Dataset
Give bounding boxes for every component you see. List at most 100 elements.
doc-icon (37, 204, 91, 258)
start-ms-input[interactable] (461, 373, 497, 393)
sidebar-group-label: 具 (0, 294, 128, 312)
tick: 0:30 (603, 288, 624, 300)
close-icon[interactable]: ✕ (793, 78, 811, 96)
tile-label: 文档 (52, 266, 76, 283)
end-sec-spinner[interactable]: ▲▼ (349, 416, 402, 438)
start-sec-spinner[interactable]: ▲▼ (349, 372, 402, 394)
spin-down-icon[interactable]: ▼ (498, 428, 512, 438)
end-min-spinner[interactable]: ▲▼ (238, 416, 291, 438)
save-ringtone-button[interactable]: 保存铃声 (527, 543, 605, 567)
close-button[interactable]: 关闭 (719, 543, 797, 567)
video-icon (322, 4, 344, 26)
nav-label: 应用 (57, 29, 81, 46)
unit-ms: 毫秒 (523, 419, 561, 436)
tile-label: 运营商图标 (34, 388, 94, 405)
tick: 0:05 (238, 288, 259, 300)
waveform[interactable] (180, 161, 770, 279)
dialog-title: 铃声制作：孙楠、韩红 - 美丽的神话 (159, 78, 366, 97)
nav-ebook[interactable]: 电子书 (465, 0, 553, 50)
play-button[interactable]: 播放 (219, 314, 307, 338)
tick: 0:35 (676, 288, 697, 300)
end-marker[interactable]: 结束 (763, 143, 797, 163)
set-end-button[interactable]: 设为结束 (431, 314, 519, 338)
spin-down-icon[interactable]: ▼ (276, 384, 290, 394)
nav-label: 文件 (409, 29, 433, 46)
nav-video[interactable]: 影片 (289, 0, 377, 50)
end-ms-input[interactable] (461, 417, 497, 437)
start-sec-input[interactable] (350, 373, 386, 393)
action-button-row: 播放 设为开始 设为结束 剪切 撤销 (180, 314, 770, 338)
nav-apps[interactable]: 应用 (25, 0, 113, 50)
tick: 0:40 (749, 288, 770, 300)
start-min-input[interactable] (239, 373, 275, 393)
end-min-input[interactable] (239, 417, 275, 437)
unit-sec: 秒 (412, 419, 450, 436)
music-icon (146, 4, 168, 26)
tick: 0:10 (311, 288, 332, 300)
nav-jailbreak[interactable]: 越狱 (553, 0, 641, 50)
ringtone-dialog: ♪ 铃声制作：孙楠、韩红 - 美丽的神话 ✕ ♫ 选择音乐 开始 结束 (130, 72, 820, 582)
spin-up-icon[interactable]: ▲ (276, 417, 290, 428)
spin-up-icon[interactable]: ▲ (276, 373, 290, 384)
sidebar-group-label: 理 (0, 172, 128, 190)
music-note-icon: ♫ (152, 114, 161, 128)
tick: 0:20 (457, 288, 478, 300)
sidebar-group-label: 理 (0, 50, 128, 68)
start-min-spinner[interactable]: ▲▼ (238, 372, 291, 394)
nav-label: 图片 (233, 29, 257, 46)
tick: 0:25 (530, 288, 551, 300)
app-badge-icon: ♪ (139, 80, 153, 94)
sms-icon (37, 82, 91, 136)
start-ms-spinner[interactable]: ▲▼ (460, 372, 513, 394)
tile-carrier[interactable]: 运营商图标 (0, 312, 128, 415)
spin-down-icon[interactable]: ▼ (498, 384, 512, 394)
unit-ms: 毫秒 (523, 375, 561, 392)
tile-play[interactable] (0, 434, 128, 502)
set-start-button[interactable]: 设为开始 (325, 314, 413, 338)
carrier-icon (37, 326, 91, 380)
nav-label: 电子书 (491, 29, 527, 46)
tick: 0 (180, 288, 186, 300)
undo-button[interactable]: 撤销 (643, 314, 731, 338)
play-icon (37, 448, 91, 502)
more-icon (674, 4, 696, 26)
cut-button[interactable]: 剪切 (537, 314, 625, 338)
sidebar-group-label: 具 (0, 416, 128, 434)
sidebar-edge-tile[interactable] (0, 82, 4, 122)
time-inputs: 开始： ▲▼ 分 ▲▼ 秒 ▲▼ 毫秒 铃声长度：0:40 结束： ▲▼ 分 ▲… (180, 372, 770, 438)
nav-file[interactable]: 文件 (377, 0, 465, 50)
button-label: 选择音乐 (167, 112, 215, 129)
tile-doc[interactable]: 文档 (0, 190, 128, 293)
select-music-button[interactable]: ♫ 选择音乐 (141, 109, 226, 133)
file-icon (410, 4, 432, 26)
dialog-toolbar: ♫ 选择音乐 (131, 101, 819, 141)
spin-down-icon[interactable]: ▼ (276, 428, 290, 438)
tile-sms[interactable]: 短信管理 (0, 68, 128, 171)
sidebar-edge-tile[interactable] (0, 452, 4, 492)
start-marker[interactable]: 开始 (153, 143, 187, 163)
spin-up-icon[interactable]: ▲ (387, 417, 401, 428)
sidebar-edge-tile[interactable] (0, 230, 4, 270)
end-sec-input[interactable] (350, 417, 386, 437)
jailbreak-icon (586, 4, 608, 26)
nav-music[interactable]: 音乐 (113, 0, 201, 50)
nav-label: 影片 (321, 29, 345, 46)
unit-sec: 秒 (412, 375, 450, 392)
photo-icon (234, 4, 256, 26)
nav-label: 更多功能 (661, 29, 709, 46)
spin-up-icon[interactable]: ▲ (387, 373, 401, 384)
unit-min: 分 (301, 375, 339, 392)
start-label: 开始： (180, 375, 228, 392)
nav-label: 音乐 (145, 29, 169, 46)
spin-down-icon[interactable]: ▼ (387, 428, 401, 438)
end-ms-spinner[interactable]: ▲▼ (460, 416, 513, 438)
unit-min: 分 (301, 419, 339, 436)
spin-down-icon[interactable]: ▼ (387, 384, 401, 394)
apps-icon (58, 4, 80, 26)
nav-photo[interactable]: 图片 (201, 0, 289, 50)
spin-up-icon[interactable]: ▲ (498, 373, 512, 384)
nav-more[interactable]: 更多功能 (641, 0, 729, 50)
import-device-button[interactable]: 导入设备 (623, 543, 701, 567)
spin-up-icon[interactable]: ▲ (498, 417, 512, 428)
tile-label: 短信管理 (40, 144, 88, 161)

Work instructions
Duplicate every line of the records above without any change.

The completed task
Give bounding boxes for every component you see. List at most 100 elements.
doc-icon (37, 204, 91, 258)
start-ms-input[interactable] (461, 373, 497, 393)
sidebar-group-label: 具 (0, 294, 128, 312)
tick: 0:30 (603, 288, 624, 300)
close-icon[interactable]: ✕ (793, 78, 811, 96)
tile-label: 文档 (52, 266, 76, 283)
end-sec-spinner[interactable]: ▲▼ (349, 416, 402, 438)
start-sec-spinner[interactable]: ▲▼ (349, 372, 402, 394)
spin-down-icon[interactable]: ▼ (498, 428, 512, 438)
end-min-spinner[interactable]: ▲▼ (238, 416, 291, 438)
save-ringtone-button[interactable]: 保存铃声 (527, 543, 605, 567)
close-button[interactable]: 关闭 (719, 543, 797, 567)
video-icon (322, 4, 344, 26)
nav-label: 应用 (57, 29, 81, 46)
unit-ms: 毫秒 (523, 419, 561, 436)
tile-label: 运营商图标 (34, 388, 94, 405)
tick: 0:05 (238, 288, 259, 300)
waveform[interactable] (180, 161, 770, 279)
dialog-title: 铃声制作：孙楠、韩红 - 美丽的神话 (159, 78, 366, 97)
nav-ebook[interactable]: 电子书 (465, 0, 553, 50)
play-button[interactable]: 播放 (219, 314, 307, 338)
tick: 0:35 (676, 288, 697, 300)
end-marker[interactable]: 结束 (763, 143, 797, 163)
set-end-button[interactable]: 设为结束 (431, 314, 519, 338)
spin-down-icon[interactable]: ▼ (276, 384, 290, 394)
nav-label: 文件 (409, 29, 433, 46)
nav-video[interactable]: 影片 (289, 0, 377, 50)
end-ms-input[interactable] (461, 417, 497, 437)
start-sec-input[interactable] (350, 373, 386, 393)
action-button-row: 播放 设为开始 设为结束 剪切 撤销 (180, 314, 770, 338)
nav-apps[interactable]: 应用 (25, 0, 113, 50)
tick: 0:40 (749, 288, 770, 300)
start-min-input[interactable] (239, 373, 275, 393)
end-min-input[interactable] (239, 417, 275, 437)
unit-sec: 秒 (412, 419, 450, 436)
music-icon (146, 4, 168, 26)
tick: 0:10 (311, 288, 332, 300)
nav-jailbreak[interactable]: 越狱 (553, 0, 641, 50)
ringtone-dialog: ♪ 铃声制作：孙楠、韩红 - 美丽的神话 ✕ ♫ 选择音乐 开始 结束 (130, 72, 820, 582)
spin-up-icon[interactable]: ▲ (276, 417, 290, 428)
spin-up-icon[interactable]: ▲ (276, 373, 290, 384)
sidebar-group-label: 理 (0, 172, 128, 190)
music-note-icon: ♫ (152, 114, 161, 128)
tick: 0:20 (457, 288, 478, 300)
sidebar-group-label: 理 (0, 50, 128, 68)
start-min-spinner[interactable]: ▲▼ (238, 372, 291, 394)
nav-label: 图片 (233, 29, 257, 46)
tick: 0:25 (530, 288, 551, 300)
app-badge-icon: ♪ (139, 80, 153, 94)
sms-icon (37, 82, 91, 136)
start-ms-spinner[interactable]: ▲▼ (460, 372, 513, 394)
tile-carrier[interactable]: 运营商图标 (0, 312, 128, 415)
spin-down-icon[interactable]: ▼ (498, 384, 512, 394)
unit-ms: 毫秒 (523, 375, 561, 392)
tile-play[interactable] (0, 434, 128, 502)
set-start-button[interactable]: 设为开始 (325, 314, 413, 338)
carrier-icon (37, 326, 91, 380)
nav-label: 电子书 (491, 29, 527, 46)
tick: 0 (180, 288, 186, 300)
undo-button[interactable]: 撤销 (643, 314, 731, 338)
play-icon (37, 448, 91, 502)
more-icon (674, 4, 696, 26)
cut-button[interactable]: 剪切 (537, 314, 625, 338)
sidebar-group-label: 具 (0, 416, 128, 434)
sidebar-edge-tile[interactable] (0, 82, 4, 122)
time-inputs: 开始： ▲▼ 分 ▲▼ 秒 ▲▼ 毫秒 铃声长度：0:40 结束： ▲▼ 分 ▲… (180, 372, 770, 438)
nav-file[interactable]: 文件 (377, 0, 465, 50)
button-label: 选择音乐 (167, 112, 215, 129)
tile-doc[interactable]: 文档 (0, 190, 128, 293)
select-music-button[interactable]: ♫ 选择音乐 (141, 109, 226, 133)
file-icon (410, 4, 432, 26)
dialog-toolbar: ♫ 选择音乐 (131, 101, 819, 141)
spin-down-icon[interactable]: ▼ (276, 428, 290, 438)
tile-sms[interactable]: 短信管理 (0, 68, 128, 171)
sidebar-edge-tile[interactable] (0, 452, 4, 492)
start-marker[interactable]: 开始 (153, 143, 187, 163)
spin-up-icon[interactable]: ▲ (387, 417, 401, 428)
sidebar-edge-tile[interactable] (0, 230, 4, 270)
end-sec-input[interactable] (350, 417, 386, 437)
jailbreak-icon (586, 4, 608, 26)
nav-music[interactable]: 音乐 (113, 0, 201, 50)
nav-label: 影片 (321, 29, 345, 46)
unit-sec: 秒 (412, 375, 450, 392)
photo-icon (234, 4, 256, 26)
nav-label: 更多功能 (661, 29, 709, 46)
spin-up-icon[interactable]: ▲ (387, 373, 401, 384)
unit-min: 分 (301, 375, 339, 392)
start-label: 开始： (180, 375, 228, 392)
nav-label: 音乐 (145, 29, 169, 46)
spin-down-icon[interactable]: ▼ (387, 428, 401, 438)
end-ms-spinner[interactable]: ▲▼ (460, 416, 513, 438)
unit-min: 分 (301, 419, 339, 436)
spin-down-icon[interactable]: ▼ (387, 384, 401, 394)
apps-icon (58, 4, 80, 26)
nav-photo[interactable]: 图片 (201, 0, 289, 50)
spin-up-icon[interactable]: ▲ (498, 373, 512, 384)
nav-more[interactable]: 更多功能 (641, 0, 729, 50)
import-device-button[interactable]: 导入设备 (623, 543, 701, 567)
spin-up-icon[interactable]: ▲ (498, 417, 512, 428)
tile-label: 短信管理 (40, 144, 88, 161)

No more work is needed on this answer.